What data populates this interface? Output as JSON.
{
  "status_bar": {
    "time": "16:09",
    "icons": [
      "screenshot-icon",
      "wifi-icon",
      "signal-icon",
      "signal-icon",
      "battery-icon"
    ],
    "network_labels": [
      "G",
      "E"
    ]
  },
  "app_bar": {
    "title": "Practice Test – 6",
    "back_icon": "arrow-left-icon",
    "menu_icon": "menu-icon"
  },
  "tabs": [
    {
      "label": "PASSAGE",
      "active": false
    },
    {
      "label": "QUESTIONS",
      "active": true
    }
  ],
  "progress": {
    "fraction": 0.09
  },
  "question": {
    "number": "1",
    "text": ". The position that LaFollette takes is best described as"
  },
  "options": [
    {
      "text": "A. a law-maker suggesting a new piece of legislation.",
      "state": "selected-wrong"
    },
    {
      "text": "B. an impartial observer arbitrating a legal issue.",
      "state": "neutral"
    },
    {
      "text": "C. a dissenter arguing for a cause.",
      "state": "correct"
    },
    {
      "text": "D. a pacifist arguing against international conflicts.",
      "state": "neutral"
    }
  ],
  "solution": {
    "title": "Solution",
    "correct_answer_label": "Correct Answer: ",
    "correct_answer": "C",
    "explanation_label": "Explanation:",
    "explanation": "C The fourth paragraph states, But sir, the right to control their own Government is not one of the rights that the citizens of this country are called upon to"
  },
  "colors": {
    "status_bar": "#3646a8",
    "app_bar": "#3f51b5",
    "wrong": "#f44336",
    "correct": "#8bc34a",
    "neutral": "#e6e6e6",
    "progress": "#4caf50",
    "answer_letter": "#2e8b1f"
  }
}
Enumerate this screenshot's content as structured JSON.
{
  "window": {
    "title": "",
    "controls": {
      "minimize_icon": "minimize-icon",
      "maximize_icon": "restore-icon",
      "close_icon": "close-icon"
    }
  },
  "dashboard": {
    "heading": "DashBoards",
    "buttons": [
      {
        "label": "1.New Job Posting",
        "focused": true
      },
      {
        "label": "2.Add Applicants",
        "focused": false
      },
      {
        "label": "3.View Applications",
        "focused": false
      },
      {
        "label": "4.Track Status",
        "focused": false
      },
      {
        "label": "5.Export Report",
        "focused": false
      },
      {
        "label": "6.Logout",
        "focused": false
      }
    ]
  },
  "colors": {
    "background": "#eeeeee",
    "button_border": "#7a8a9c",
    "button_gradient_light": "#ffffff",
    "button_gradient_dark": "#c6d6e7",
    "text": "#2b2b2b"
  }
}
# # # #
#### [Task to complete]
Beginning at the line that contains "Enumerate this screenshot's", retype each line of the listing up to and including the last one, exactly as it stands, and nothing else.

#### [The solution]
Enumerate this screenshot's content as structured JSON.
{
  "window": {
    "title": "",
    "controls": {
      "minimize_icon": "minimize-icon",
      "maximize_icon": "restore-icon",
      "close_icon": "close-icon"
    }
  },
  "dashboard": {
    "heading": "DashBoards",
    "buttons": [
      {
        "label": "1.New Job Posting",
        "focused": true
      },
      {
        "label": "2.Add Applicants",
        "focused": false
      },
      {
        "label": "3.View Applications",
        "focused": false
      },
      {
        "label": "4.Track Status",
        "focused": false
      },
      {
        "label": "5.Export Report",
        "focused": false
      },
      {
        "label": "6.Logout",
        "focused": false
      }
    ]
  },
  "colors": {
    "background": "#eeeeee",
    "button_border": "#7a8a9c",
    "button_gradient_light": "#ffffff",
    "button_gradient_dark": "#c6d6e7",
    "text": "#2b2b2b"
  }
}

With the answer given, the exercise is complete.